> [YOUR OBJECTIVE]
Gather each line containing the string "technology" from these entries.

> [ENTRIES]
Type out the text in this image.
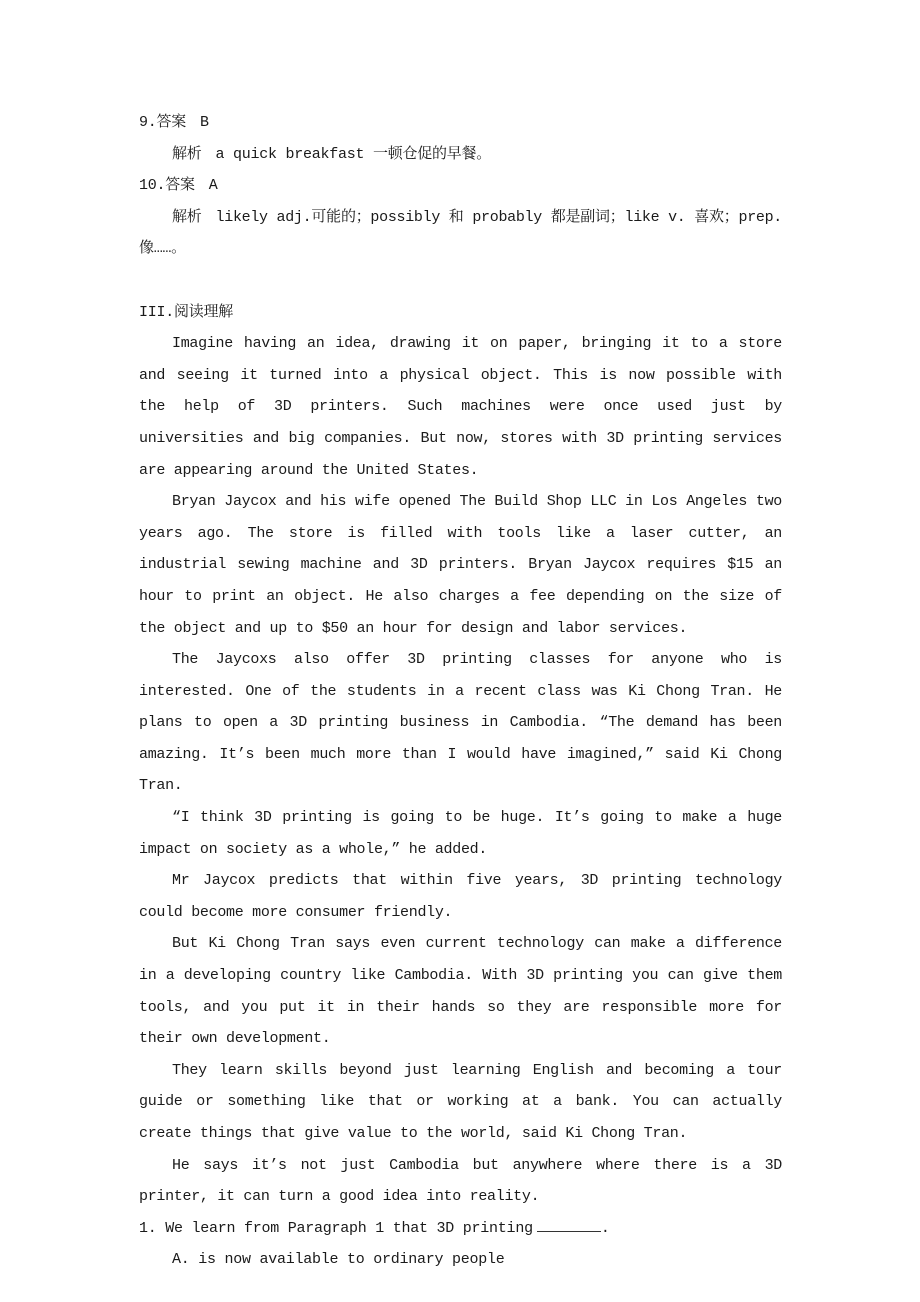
9.答案 B
解析 a quick breakfast 一顿仓促的早餐。
10.答案 A
解析 likely adj.可能的；possibly 和 probably 都是副词；like v. 喜欢；prep. 像……。
III.阅读理解

Imagine having an idea, drawing it on paper, bringing it to a store and seeing it turned into a physical object. This is now possible with the help of 3D printers. Such machines were once used just by universities and big companies. But now, stores with 3D printing services are appearing around the United States.

Bryan Jaycox and his wife opened The Build Shop LLC in Los Angeles two years ago. The store is filled with tools like a laser cutter, an industrial sewing machine and 3D printers. Bryan Jaycox requires $15 an hour to print an object. He also charges a fee depending on the size of the object and up to $50 an hour for design and labor services.

The Jaycoxs also offer 3D printing classes for anyone who is interested. One of the students in a recent class was Ki Chong Tran. He plans to open a 3D printing business in Cambodia. “The demand has been amazing. It’s been much more than I would have imagined,” said Ki Chong Tran.

“I think 3D printing is going to be huge. It’s going to make a huge impact on society as a whole,” he added.

Mr Jaycox predicts that within five years, 3D printing technology could become more consumer friendly.

But Ki Chong Tran says even current technology can make a difference in a developing country like Cambodia. With 3D printing you can give them tools, and you put it in their hands so they are responsible more for their own development.

They learn skills beyond just learning English and becoming a tour guide or something like that or working at a bank. You can actually create things that give value to the world, said Ki Chong Tran.

He says it’s not just Cambodia but anywhere where there is a 3D printer, it can turn a good idea into reality.

1. We learn from Paragraph 1 that 3D printing	.
A. is now available to ordinary people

> [WRITTEN ANSWER]
Mr Jaycox predicts that within five years, 3D printing technology could become more consumer friendly.
But Ki Chong Tran says even current technology can make a difference in a developing country like Cambodia. With 3D printing you can give them tools, and you put it in their hands so they are responsible more for their own development.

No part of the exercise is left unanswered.